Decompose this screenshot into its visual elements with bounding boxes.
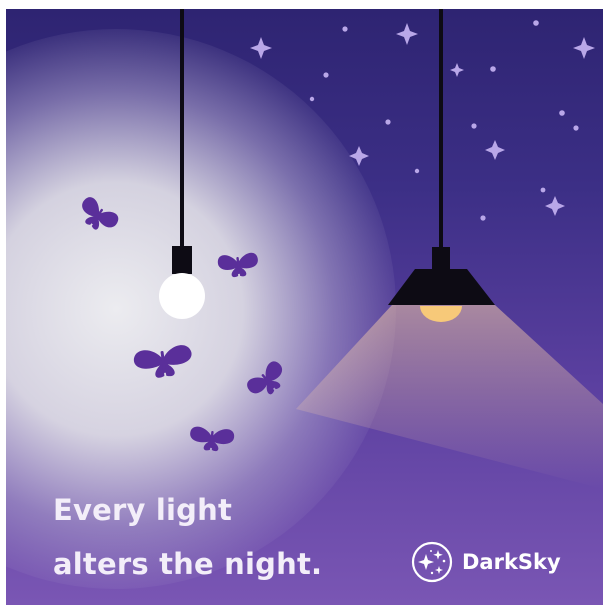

==

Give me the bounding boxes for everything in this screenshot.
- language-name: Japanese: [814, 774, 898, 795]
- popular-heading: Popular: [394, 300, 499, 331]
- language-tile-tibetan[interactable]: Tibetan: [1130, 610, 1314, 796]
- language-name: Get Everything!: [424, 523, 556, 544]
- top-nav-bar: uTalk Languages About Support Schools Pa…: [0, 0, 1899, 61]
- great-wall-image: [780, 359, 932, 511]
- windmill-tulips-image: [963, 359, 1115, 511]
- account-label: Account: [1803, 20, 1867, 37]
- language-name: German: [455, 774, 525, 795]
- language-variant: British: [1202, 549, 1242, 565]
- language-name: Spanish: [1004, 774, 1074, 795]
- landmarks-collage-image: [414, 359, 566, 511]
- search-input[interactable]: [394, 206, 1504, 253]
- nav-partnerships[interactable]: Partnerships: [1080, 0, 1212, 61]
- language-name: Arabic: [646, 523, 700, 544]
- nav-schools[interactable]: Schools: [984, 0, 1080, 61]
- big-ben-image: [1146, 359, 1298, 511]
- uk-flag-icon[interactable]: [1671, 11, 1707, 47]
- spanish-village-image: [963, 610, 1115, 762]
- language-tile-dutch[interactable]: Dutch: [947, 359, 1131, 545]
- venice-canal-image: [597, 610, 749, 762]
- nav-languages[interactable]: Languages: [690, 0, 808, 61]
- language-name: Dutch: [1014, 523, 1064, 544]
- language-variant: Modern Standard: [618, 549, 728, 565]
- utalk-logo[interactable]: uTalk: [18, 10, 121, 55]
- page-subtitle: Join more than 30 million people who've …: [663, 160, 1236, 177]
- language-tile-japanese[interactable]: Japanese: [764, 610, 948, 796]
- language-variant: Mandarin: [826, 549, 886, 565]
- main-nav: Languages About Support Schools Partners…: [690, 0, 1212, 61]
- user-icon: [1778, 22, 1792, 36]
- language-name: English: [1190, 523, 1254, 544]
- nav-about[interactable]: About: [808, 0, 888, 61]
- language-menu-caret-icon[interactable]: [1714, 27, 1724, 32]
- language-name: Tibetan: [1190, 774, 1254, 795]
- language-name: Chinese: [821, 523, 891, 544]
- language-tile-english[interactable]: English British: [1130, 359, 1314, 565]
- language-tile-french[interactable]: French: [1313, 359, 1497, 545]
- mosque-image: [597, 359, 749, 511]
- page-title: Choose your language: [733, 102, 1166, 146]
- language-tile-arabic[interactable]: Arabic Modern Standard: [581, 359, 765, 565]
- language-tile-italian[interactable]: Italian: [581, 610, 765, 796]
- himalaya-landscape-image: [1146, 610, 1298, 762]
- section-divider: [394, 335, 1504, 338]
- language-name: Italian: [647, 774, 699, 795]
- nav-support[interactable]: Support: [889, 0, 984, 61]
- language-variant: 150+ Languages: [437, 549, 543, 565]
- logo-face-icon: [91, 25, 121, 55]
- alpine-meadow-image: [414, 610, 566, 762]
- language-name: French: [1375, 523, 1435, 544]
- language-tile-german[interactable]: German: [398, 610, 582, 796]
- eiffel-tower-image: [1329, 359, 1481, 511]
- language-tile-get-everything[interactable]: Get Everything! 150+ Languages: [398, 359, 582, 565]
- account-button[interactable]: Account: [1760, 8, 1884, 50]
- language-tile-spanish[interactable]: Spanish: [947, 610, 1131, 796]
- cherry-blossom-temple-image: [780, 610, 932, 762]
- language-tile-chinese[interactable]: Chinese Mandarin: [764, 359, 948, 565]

**WRITTEN TASK:** Starting with the line that contains "Give me the" and going on through the line that contains "- language-variant: British: [1202, 549, 1242, 565]", render those records as a Markdown table with the columns Row and Line, numbering each row and skipping any blank lines.

**REPLY:**
| Row | Line |
|---|---|
| 1 | Give me the bounding boxes for everything in this screenshot. |
| 2 | - language-name: Japanese: [814, 774, 898, 795] |
| 3 | - popular-heading: Popular: [394, 300, 499, 331] |
| 4 | - language-tile-tibetan[interactable]: Tibetan: [1130, 610, 1314, 796] |
| 5 | - language-name: Get Everything!: [424, 523, 556, 544] |
| 6 | - top-nav-bar: uTalk Languages About Support Schools Pa…: [0, 0, 1899, 61] |
| 7 | - great-wall-image: [780, 359, 932, 511] |
| 8 | - windmill-tulips-image: [963, 359, 1115, 511] |
| 9 | - account-label: Account: [1803, 20, 1867, 37] |
| 10 | - language-name: German: [455, 774, 525, 795] |
| 11 | - language-variant: British: [1202, 549, 1242, 565] |